Problem:
Read the lines that follow and pick out every one containing the word "title".

• • • •

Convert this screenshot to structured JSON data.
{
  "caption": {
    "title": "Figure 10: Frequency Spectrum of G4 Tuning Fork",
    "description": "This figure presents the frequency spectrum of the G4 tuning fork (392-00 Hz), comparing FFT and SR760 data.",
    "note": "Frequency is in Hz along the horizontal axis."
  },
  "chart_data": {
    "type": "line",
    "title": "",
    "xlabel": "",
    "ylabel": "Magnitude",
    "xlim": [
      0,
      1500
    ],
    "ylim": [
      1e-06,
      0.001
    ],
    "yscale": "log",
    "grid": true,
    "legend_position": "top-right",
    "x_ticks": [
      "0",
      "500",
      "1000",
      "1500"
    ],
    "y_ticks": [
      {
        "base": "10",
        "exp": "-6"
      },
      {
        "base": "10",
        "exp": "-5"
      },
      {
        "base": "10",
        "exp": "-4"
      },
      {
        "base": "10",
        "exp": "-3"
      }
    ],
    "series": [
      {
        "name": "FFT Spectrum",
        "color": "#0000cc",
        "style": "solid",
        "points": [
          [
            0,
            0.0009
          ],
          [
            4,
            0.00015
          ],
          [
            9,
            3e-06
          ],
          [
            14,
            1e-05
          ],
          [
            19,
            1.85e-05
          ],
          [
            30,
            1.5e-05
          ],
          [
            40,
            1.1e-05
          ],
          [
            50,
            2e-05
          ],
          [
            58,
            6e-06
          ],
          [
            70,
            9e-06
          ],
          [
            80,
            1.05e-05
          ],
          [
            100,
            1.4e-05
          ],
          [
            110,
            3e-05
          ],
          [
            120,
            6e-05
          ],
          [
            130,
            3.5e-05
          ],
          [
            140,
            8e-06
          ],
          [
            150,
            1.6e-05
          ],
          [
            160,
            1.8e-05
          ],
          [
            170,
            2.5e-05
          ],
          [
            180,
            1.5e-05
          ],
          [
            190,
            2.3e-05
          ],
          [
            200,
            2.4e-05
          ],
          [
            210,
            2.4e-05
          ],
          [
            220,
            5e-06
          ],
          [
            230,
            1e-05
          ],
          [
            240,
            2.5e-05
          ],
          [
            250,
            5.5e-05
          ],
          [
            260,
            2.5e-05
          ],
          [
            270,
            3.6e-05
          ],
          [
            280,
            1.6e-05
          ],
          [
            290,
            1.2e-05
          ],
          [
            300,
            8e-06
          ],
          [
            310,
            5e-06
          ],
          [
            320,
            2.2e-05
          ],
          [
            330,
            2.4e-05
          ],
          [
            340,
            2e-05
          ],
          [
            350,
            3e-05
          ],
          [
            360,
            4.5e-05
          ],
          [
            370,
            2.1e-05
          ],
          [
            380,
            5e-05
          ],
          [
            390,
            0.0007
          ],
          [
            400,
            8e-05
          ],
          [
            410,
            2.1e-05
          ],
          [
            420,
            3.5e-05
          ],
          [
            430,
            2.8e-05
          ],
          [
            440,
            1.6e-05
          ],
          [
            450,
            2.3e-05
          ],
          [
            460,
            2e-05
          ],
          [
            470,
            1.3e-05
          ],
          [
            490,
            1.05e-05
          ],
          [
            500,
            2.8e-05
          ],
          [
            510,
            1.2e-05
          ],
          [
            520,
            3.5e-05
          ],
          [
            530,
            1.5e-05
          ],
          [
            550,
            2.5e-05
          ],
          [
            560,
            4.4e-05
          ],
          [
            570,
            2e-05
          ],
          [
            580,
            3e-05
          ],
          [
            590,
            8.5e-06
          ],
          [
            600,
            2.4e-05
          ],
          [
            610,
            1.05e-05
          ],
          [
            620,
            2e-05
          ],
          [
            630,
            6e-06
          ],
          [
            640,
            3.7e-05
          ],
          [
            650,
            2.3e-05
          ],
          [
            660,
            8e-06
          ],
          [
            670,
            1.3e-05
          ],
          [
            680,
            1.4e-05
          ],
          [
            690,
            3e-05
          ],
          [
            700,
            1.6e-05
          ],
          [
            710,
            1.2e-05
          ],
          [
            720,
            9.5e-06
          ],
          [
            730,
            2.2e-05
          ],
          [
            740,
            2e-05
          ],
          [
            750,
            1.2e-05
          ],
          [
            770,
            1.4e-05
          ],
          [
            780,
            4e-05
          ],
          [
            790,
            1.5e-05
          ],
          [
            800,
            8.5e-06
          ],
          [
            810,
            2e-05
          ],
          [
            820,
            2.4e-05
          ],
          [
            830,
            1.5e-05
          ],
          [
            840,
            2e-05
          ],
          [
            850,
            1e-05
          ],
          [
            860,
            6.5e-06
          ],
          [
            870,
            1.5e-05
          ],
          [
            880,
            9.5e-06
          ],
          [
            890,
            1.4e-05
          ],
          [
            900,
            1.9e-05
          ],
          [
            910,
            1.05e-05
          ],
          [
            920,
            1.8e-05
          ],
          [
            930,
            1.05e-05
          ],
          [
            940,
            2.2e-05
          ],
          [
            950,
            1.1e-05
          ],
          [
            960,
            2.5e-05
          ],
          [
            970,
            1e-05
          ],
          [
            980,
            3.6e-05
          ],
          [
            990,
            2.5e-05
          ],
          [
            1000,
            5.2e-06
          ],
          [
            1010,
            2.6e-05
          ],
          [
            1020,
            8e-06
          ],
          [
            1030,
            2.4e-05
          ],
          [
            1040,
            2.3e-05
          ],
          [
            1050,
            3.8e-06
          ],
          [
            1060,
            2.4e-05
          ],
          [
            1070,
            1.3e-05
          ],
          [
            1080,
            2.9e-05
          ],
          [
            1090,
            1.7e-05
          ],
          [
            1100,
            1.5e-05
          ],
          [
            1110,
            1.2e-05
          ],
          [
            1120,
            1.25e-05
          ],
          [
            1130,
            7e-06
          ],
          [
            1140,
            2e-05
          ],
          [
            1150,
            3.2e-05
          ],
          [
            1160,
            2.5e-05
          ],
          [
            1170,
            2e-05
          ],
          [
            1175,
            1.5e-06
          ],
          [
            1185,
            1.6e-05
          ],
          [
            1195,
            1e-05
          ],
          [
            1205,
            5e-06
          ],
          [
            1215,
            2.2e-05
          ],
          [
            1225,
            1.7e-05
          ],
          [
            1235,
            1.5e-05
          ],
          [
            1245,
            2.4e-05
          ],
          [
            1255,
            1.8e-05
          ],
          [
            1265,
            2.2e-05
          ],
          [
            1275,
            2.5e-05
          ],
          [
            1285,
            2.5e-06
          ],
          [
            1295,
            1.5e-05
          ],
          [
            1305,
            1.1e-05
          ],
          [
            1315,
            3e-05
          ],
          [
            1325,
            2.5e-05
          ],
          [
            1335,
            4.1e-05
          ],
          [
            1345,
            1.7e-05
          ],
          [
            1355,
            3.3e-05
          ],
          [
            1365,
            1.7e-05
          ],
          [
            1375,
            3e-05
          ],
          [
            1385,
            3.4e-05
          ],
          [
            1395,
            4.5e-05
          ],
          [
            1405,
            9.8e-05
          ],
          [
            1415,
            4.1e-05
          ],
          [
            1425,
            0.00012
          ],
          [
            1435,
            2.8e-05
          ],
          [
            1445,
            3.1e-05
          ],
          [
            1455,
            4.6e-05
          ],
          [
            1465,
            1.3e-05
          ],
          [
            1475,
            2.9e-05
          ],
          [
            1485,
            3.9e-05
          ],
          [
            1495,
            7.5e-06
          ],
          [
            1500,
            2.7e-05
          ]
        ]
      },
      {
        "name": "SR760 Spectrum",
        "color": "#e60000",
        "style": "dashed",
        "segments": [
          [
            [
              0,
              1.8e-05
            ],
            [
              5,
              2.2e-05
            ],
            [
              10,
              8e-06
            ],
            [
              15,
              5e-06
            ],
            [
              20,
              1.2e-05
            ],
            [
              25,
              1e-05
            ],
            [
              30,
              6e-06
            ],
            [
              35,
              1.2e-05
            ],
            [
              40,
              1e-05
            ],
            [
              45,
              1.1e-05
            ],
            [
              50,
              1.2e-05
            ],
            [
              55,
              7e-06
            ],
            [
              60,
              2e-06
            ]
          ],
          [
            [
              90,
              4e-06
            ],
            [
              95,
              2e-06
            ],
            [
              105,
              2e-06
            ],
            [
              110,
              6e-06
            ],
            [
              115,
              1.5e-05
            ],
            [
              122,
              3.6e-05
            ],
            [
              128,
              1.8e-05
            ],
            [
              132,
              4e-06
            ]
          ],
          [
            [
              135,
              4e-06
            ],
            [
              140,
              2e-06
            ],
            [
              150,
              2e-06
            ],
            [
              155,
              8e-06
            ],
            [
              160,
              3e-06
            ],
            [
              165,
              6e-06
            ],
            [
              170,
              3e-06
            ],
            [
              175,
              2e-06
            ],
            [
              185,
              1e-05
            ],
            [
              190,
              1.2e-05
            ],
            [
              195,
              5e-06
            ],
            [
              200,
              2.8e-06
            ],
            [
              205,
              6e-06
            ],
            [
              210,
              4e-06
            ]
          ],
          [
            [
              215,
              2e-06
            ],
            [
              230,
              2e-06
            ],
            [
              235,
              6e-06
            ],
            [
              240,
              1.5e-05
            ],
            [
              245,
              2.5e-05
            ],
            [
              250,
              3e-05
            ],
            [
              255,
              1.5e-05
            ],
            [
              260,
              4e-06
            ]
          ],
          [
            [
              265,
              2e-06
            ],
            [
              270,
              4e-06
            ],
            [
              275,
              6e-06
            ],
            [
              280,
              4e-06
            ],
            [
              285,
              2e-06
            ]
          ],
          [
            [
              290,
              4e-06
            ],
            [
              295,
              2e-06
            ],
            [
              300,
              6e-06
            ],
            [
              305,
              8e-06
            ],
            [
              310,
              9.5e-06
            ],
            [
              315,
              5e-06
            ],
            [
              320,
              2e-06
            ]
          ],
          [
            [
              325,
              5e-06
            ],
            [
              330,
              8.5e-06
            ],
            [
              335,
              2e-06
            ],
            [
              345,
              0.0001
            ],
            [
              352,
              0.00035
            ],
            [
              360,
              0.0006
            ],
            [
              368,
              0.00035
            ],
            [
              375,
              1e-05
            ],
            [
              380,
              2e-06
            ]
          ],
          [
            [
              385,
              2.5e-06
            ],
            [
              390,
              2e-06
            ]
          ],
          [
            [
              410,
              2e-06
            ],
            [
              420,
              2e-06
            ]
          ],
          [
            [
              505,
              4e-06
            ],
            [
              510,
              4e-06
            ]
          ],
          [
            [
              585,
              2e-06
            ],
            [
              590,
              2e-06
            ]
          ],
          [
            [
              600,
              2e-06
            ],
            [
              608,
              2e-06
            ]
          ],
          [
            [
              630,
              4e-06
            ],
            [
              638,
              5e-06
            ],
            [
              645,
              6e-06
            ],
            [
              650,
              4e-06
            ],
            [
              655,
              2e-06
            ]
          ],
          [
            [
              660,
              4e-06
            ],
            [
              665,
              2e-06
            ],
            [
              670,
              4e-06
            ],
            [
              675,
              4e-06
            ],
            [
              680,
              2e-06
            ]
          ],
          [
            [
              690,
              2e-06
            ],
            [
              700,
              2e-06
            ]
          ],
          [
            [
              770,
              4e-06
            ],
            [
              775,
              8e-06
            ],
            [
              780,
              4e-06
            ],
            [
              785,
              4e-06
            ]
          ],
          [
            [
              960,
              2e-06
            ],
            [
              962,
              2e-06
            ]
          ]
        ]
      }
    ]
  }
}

• • • •

Exercise output:
    "title": "Figure 10: Frequency Spectrum of G4 Tuning Fork",
    "title": "",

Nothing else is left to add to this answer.